*PROVIDED DATA*
######
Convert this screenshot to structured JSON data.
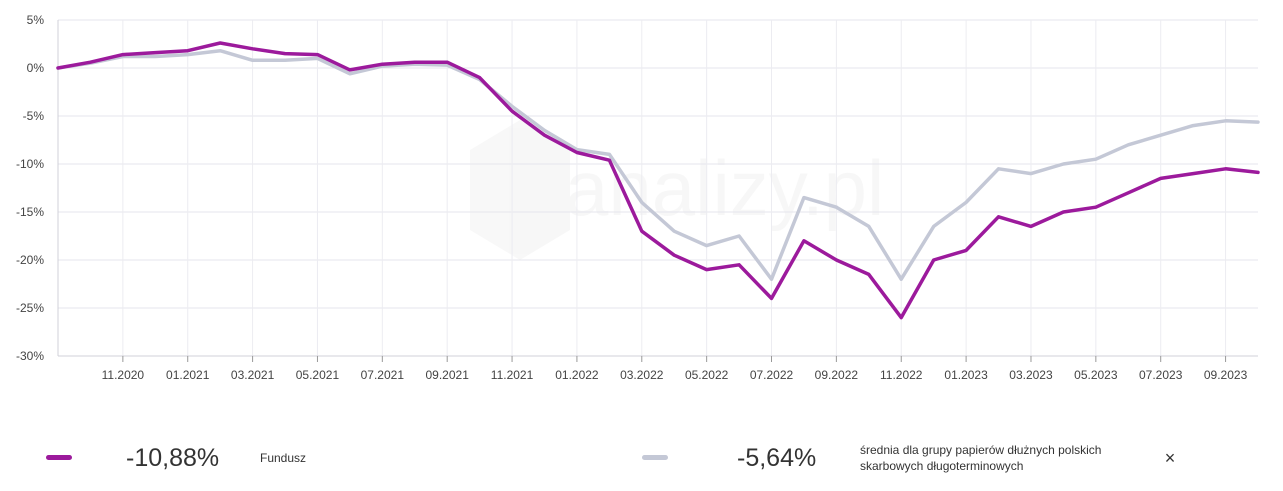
{
  "chart_data": {
    "type": "line",
    "title": "",
    "xlabel": "",
    "ylabel": "",
    "ylim": [
      -30,
      5
    ],
    "y_ticks": [
      5,
      0,
      -5,
      -10,
      -15,
      -20,
      -25,
      -30
    ],
    "y_tick_labels": [
      "5%",
      "0%",
      "-5%",
      "-10%",
      "-15%",
      "-20%",
      "-25%",
      "-30%"
    ],
    "x_tick_labels": [
      "11.2020",
      "01.2021",
      "03.2021",
      "05.2021",
      "07.2021",
      "09.2021",
      "11.2021",
      "01.2022",
      "03.2022",
      "05.2022",
      "07.2022",
      "09.2022",
      "11.2022",
      "01.2023",
      "03.2023",
      "05.2023",
      "07.2023",
      "09.2023"
    ],
    "x_range_months": [
      "2020-09",
      "2023-10"
    ],
    "grid": true,
    "series": [
      {
        "name": "Fundusz",
        "color": "#9c1a9c",
        "points": [
          [
            "2020-09",
            0.0
          ],
          [
            "2020-10",
            0.6
          ],
          [
            "2020-11",
            1.4
          ],
          [
            "2020-12",
            1.6
          ],
          [
            "2021-01",
            1.8
          ],
          [
            "2021-02",
            2.6
          ],
          [
            "2021-03",
            2.0
          ],
          [
            "2021-04",
            1.5
          ],
          [
            "2021-05",
            1.4
          ],
          [
            "2021-06",
            -0.2
          ],
          [
            "2021-07",
            0.4
          ],
          [
            "2021-08",
            0.6
          ],
          [
            "2021-09",
            0.6
          ],
          [
            "2021-10",
            -1.0
          ],
          [
            "2021-11",
            -4.5
          ],
          [
            "2021-12",
            -7.0
          ],
          [
            "2022-01",
            -8.8
          ],
          [
            "2022-02",
            -9.6
          ],
          [
            "2022-03",
            -17.0
          ],
          [
            "2022-04",
            -19.5
          ],
          [
            "2022-05",
            -21.0
          ],
          [
            "2022-06",
            -20.5
          ],
          [
            "2022-07",
            -24.0
          ],
          [
            "2022-08",
            -18.0
          ],
          [
            "2022-09",
            -20.0
          ],
          [
            "2022-10",
            -21.5
          ],
          [
            "2022-11",
            -26.0
          ],
          [
            "2022-12",
            -20.0
          ],
          [
            "2023-01",
            -19.0
          ],
          [
            "2023-02",
            -15.5
          ],
          [
            "2023-03",
            -16.5
          ],
          [
            "2023-04",
            -15.0
          ],
          [
            "2023-05",
            -14.5
          ],
          [
            "2023-06",
            -13.0
          ],
          [
            "2023-07",
            -11.5
          ],
          [
            "2023-08",
            -11.0
          ],
          [
            "2023-09",
            -10.5
          ],
          [
            "2023-10",
            -10.88
          ]
        ]
      },
      {
        "name": "średnia dla grupy papierów dłużnych polskich skarbowych długoterminowych",
        "color": "#c4c8d6",
        "points": [
          [
            "2020-09",
            0.0
          ],
          [
            "2020-10",
            0.5
          ],
          [
            "2020-11",
            1.2
          ],
          [
            "2020-12",
            1.2
          ],
          [
            "2021-01",
            1.4
          ],
          [
            "2021-02",
            1.8
          ],
          [
            "2021-03",
            0.8
          ],
          [
            "2021-04",
            0.8
          ],
          [
            "2021-05",
            1.0
          ],
          [
            "2021-06",
            -0.6
          ],
          [
            "2021-07",
            0.2
          ],
          [
            "2021-08",
            0.4
          ],
          [
            "2021-09",
            0.3
          ],
          [
            "2021-10",
            -1.2
          ],
          [
            "2021-11",
            -4.0
          ],
          [
            "2021-12",
            -6.5
          ],
          [
            "2022-01",
            -8.5
          ],
          [
            "2022-02",
            -9.0
          ],
          [
            "2022-03",
            -14.0
          ],
          [
            "2022-04",
            -17.0
          ],
          [
            "2022-05",
            -18.5
          ],
          [
            "2022-06",
            -17.5
          ],
          [
            "2022-07",
            -22.0
          ],
          [
            "2022-08",
            -13.5
          ],
          [
            "2022-09",
            -14.5
          ],
          [
            "2022-10",
            -16.5
          ],
          [
            "2022-11",
            -22.0
          ],
          [
            "2022-12",
            -16.5
          ],
          [
            "2023-01",
            -14.0
          ],
          [
            "2023-02",
            -10.5
          ],
          [
            "2023-03",
            -11.0
          ],
          [
            "2023-04",
            -10.0
          ],
          [
            "2023-05",
            -9.5
          ],
          [
            "2023-06",
            -8.0
          ],
          [
            "2023-07",
            -7.0
          ],
          [
            "2023-08",
            -6.0
          ],
          [
            "2023-09",
            -5.5
          ],
          [
            "2023-10",
            -5.64
          ]
        ]
      }
    ]
  },
  "watermark": "analizy.pl",
  "legend": {
    "fund": {
      "value": "-10,88%",
      "label": "Fundusz",
      "color": "#9c1a9c"
    },
    "avg": {
      "value": "-5,64%",
      "label_line1": "średnia dla grupy papierów dłużnych polskich",
      "label_line2": "skarbowych długoterminowych",
      "color": "#c4c8d6"
    },
    "close_symbol": "×"
  }
}
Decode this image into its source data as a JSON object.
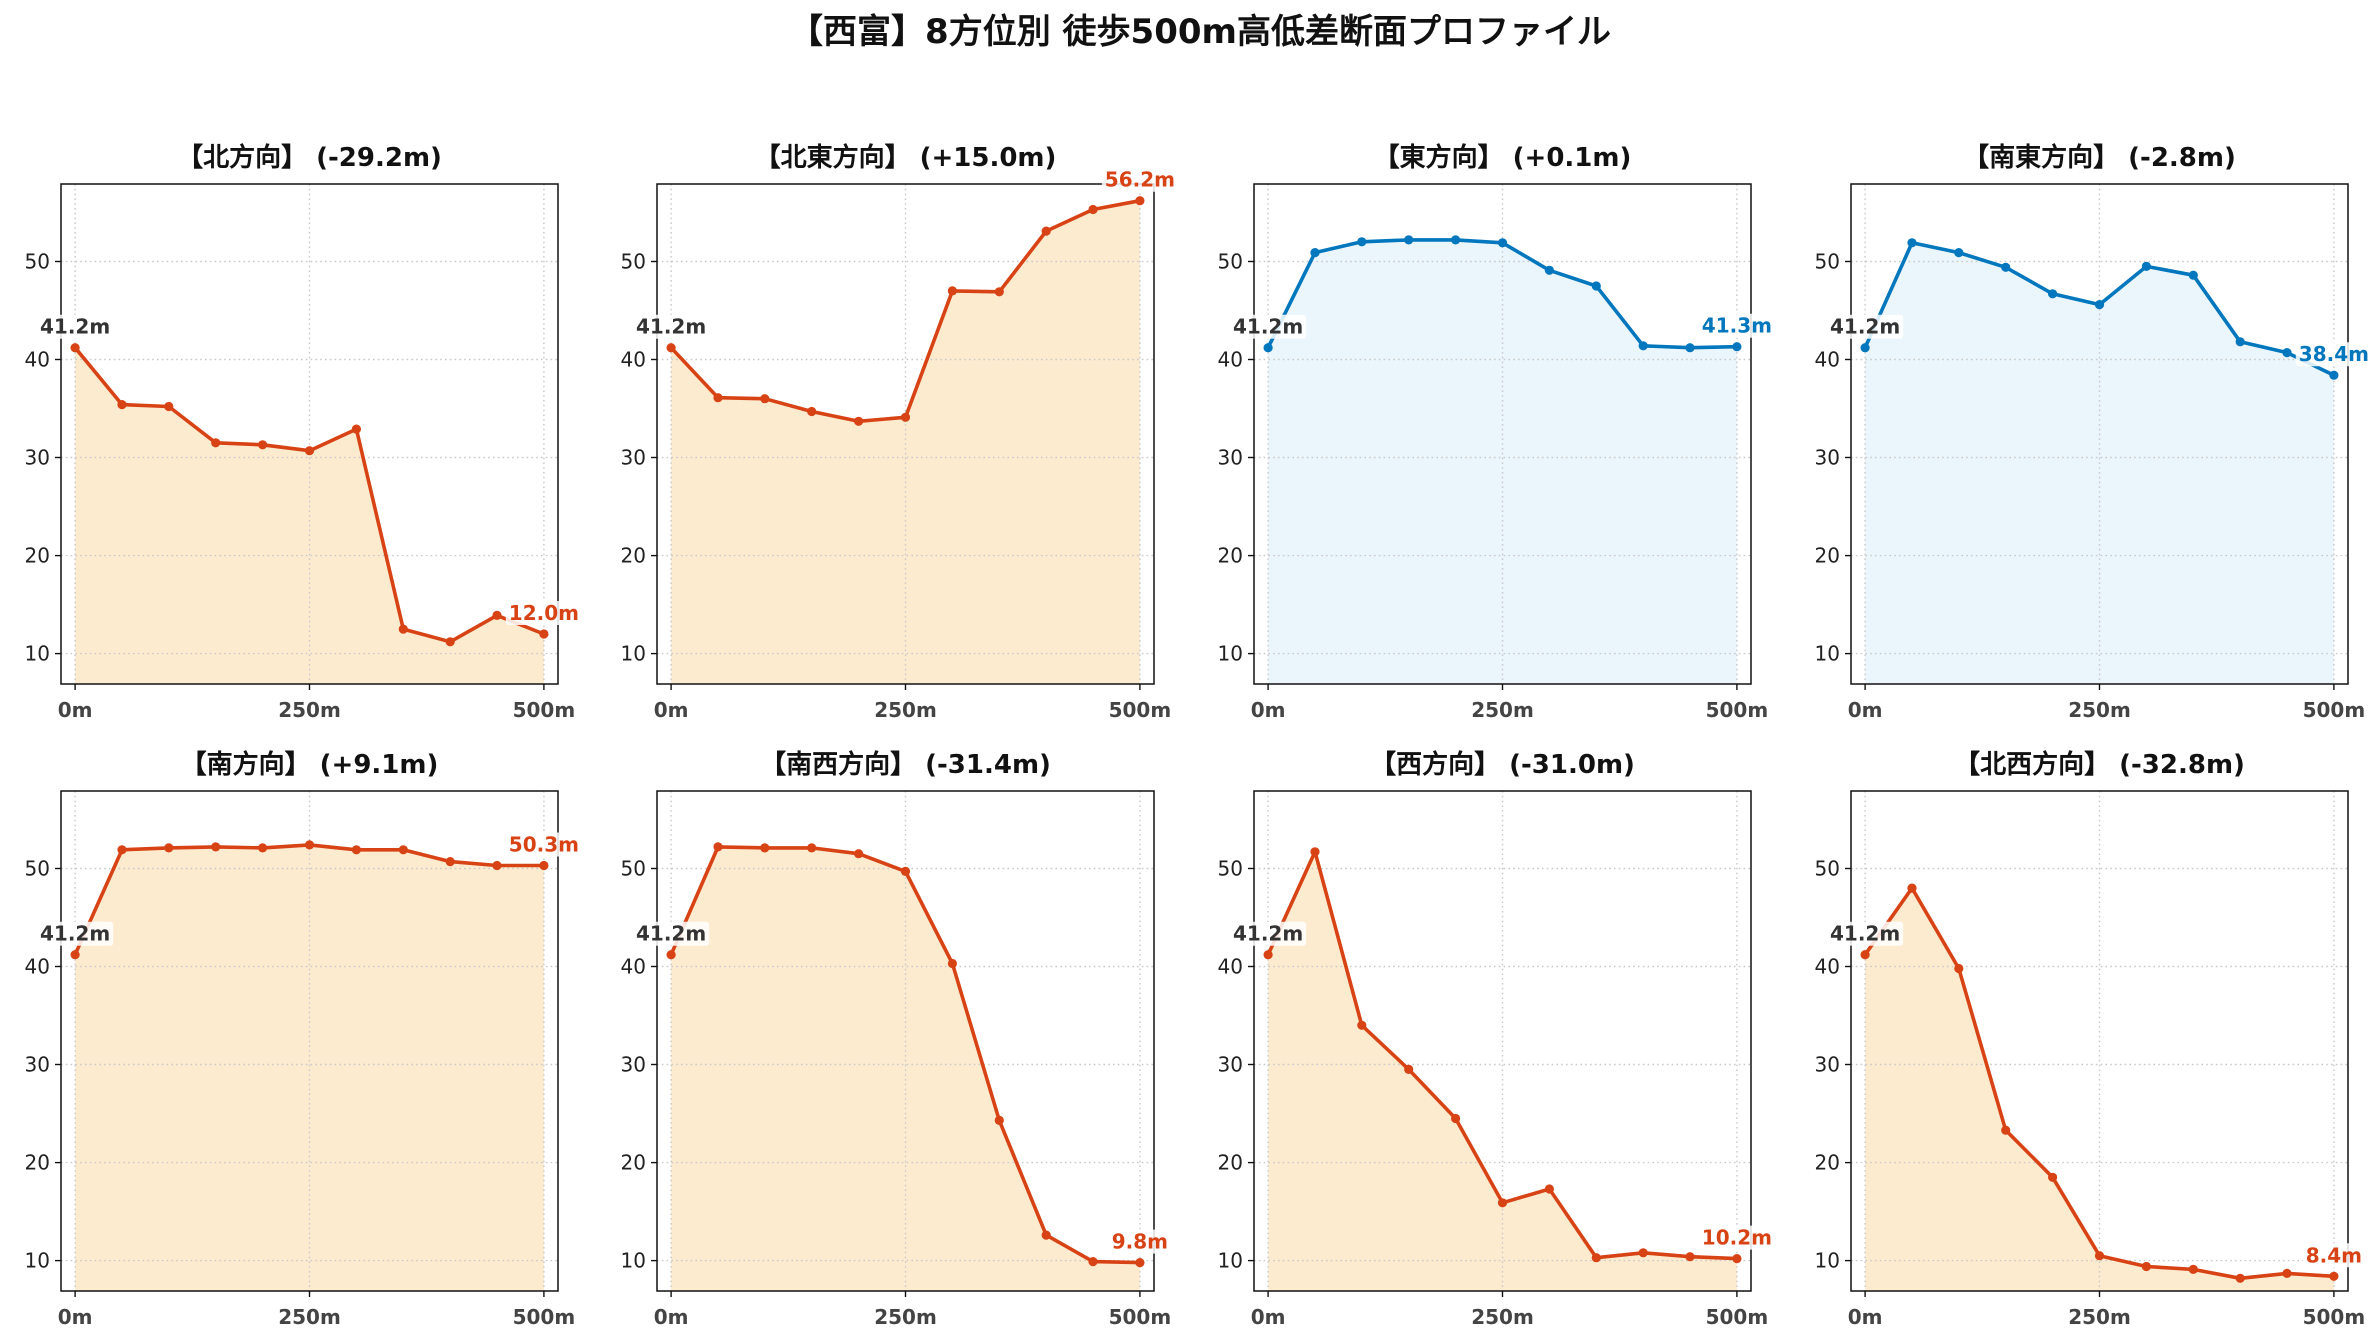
{
  "title": "【西富】8方位別 徒歩500m高低差断面プロファイル",
  "chart_data": [
    {
      "type": "area",
      "title": "【北方向】 (-29.2m)",
      "x": [
        0,
        50,
        100,
        150,
        200,
        250,
        300,
        350,
        400,
        450,
        500
      ],
      "y": [
        41.2,
        35.4,
        35.2,
        31.5,
        31.3,
        30.7,
        32.9,
        12.5,
        11.2,
        13.9,
        12.0
      ],
      "xlim": [
        -15,
        515
      ],
      "ylim": [
        6.9,
        57.9
      ],
      "x_ticks": [
        0,
        250,
        500
      ],
      "x_tick_labels": [
        "0m",
        "250m",
        "500m"
      ],
      "y_ticks": [
        10,
        20,
        30,
        40,
        50
      ],
      "y_tick_labels": [
        "10",
        "20",
        "30",
        "40",
        "50"
      ],
      "start_label": "41.2m",
      "end_label": "12.0m",
      "start_label_color": "#333333",
      "line_color": "#d84315",
      "fill_color": "#fdebd0",
      "grid": true
    },
    {
      "type": "area",
      "title": "【北東方向】 (+15.0m)",
      "x": [
        0,
        50,
        100,
        150,
        200,
        250,
        300,
        350,
        400,
        450,
        500
      ],
      "y": [
        41.2,
        36.1,
        36.0,
        34.7,
        33.7,
        34.1,
        47.0,
        46.9,
        53.1,
        55.3,
        56.2
      ],
      "xlim": [
        -15,
        515
      ],
      "ylim": [
        6.9,
        57.9
      ],
      "x_ticks": [
        0,
        250,
        500
      ],
      "x_tick_labels": [
        "0m",
        "250m",
        "500m"
      ],
      "y_ticks": [
        10,
        20,
        30,
        40,
        50
      ],
      "y_tick_labels": [
        "10",
        "20",
        "30",
        "40",
        "50"
      ],
      "start_label": "41.2m",
      "end_label": "56.2m",
      "start_label_color": "#333333",
      "line_color": "#d84315",
      "fill_color": "#fdebd0",
      "grid": true
    },
    {
      "type": "area",
      "title": "【東方向】 (+0.1m)",
      "x": [
        0,
        50,
        100,
        150,
        200,
        250,
        300,
        350,
        400,
        450,
        500
      ],
      "y": [
        41.2,
        50.9,
        52.0,
        52.2,
        52.2,
        51.9,
        49.1,
        47.5,
        41.4,
        41.2,
        41.3
      ],
      "xlim": [
        -15,
        515
      ],
      "ylim": [
        6.9,
        57.9
      ],
      "x_ticks": [
        0,
        250,
        500
      ],
      "x_tick_labels": [
        "0m",
        "250m",
        "500m"
      ],
      "y_ticks": [
        10,
        20,
        30,
        40,
        50
      ],
      "y_tick_labels": [
        "10",
        "20",
        "30",
        "40",
        "50"
      ],
      "start_label": "41.2m",
      "end_label": "41.3m",
      "start_label_color": "#333333",
      "line_color": "#0277bd",
      "fill_color": "#eaf6fc",
      "grid": true
    },
    {
      "type": "area",
      "title": "【南東方向】 (-2.8m)",
      "x": [
        0,
        50,
        100,
        150,
        200,
        250,
        300,
        350,
        400,
        450,
        500
      ],
      "y": [
        41.2,
        51.9,
        50.9,
        49.4,
        46.7,
        45.6,
        49.5,
        48.6,
        41.8,
        40.7,
        38.4
      ],
      "xlim": [
        -15,
        515
      ],
      "ylim": [
        6.9,
        57.9
      ],
      "x_ticks": [
        0,
        250,
        500
      ],
      "x_tick_labels": [
        "0m",
        "250m",
        "500m"
      ],
      "y_ticks": [
        10,
        20,
        30,
        40,
        50
      ],
      "y_tick_labels": [
        "10",
        "20",
        "30",
        "40",
        "50"
      ],
      "start_label": "41.2m",
      "end_label": "38.4m",
      "start_label_color": "#333333",
      "line_color": "#0277bd",
      "fill_color": "#eaf6fc",
      "grid": true
    },
    {
      "type": "area",
      "title": "【南方向】 (+9.1m)",
      "x": [
        0,
        50,
        100,
        150,
        200,
        250,
        300,
        350,
        400,
        450,
        500
      ],
      "y": [
        41.2,
        51.9,
        52.1,
        52.2,
        52.1,
        52.4,
        51.9,
        51.9,
        50.7,
        50.3,
        50.3
      ],
      "xlim": [
        -15,
        515
      ],
      "ylim": [
        6.9,
        57.9
      ],
      "x_ticks": [
        0,
        250,
        500
      ],
      "x_tick_labels": [
        "0m",
        "250m",
        "500m"
      ],
      "y_ticks": [
        10,
        20,
        30,
        40,
        50
      ],
      "y_tick_labels": [
        "10",
        "20",
        "30",
        "40",
        "50"
      ],
      "start_label": "41.2m",
      "end_label": "50.3m",
      "start_label_color": "#333333",
      "line_color": "#d84315",
      "fill_color": "#fdebd0",
      "grid": true
    },
    {
      "type": "area",
      "title": "【南西方向】 (-31.4m)",
      "x": [
        0,
        50,
        100,
        150,
        200,
        250,
        300,
        350,
        400,
        450,
        500
      ],
      "y": [
        41.2,
        52.2,
        52.1,
        52.1,
        51.5,
        49.7,
        40.3,
        24.3,
        12.6,
        9.9,
        9.8
      ],
      "xlim": [
        -15,
        515
      ],
      "ylim": [
        6.9,
        57.9
      ],
      "x_ticks": [
        0,
        250,
        500
      ],
      "x_tick_labels": [
        "0m",
        "250m",
        "500m"
      ],
      "y_ticks": [
        10,
        20,
        30,
        40,
        50
      ],
      "y_tick_labels": [
        "10",
        "20",
        "30",
        "40",
        "50"
      ],
      "start_label": "41.2m",
      "end_label": "9.8m",
      "start_label_color": "#333333",
      "line_color": "#d84315",
      "fill_color": "#fdebd0",
      "grid": true
    },
    {
      "type": "area",
      "title": "【西方向】 (-31.0m)",
      "x": [
        0,
        50,
        100,
        150,
        200,
        250,
        300,
        350,
        400,
        450,
        500
      ],
      "y": [
        41.2,
        51.7,
        34.0,
        29.5,
        24.5,
        15.9,
        17.3,
        10.3,
        10.8,
        10.4,
        10.2
      ],
      "xlim": [
        -15,
        515
      ],
      "ylim": [
        6.9,
        57.9
      ],
      "x_ticks": [
        0,
        250,
        500
      ],
      "x_tick_labels": [
        "0m",
        "250m",
        "500m"
      ],
      "y_ticks": [
        10,
        20,
        30,
        40,
        50
      ],
      "y_tick_labels": [
        "10",
        "20",
        "30",
        "40",
        "50"
      ],
      "start_label": "41.2m",
      "end_label": "10.2m",
      "start_label_color": "#333333",
      "line_color": "#d84315",
      "fill_color": "#fdebd0",
      "grid": true
    },
    {
      "type": "area",
      "title": "【北西方向】 (-32.8m)",
      "x": [
        0,
        50,
        100,
        150,
        200,
        250,
        300,
        350,
        400,
        450,
        500
      ],
      "y": [
        41.2,
        48.0,
        39.8,
        23.3,
        18.5,
        10.5,
        9.4,
        9.1,
        8.2,
        8.7,
        8.4
      ],
      "xlim": [
        -15,
        515
      ],
      "ylim": [
        6.9,
        57.9
      ],
      "x_ticks": [
        0,
        250,
        500
      ],
      "x_tick_labels": [
        "0m",
        "250m",
        "500m"
      ],
      "y_ticks": [
        10,
        20,
        30,
        40,
        50
      ],
      "y_tick_labels": [
        "10",
        "20",
        "30",
        "40",
        "50"
      ],
      "start_label": "41.2m",
      "end_label": "8.4m",
      "start_label_color": "#333333",
      "line_color": "#d84315",
      "fill_color": "#fdebd0",
      "grid": true
    }
  ]
}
######
*INSTRUCTIONS FOR THE TASK*
Identify every line holding the word "dłużnych" and copy it out.

*RESULT OF THE TASK*
        "name": "średnia dla grupy papierów dłużnych polskich skarbowych długoterminowych",
      "label_line1": "średnia dla grupy papierów dłużnych polskich",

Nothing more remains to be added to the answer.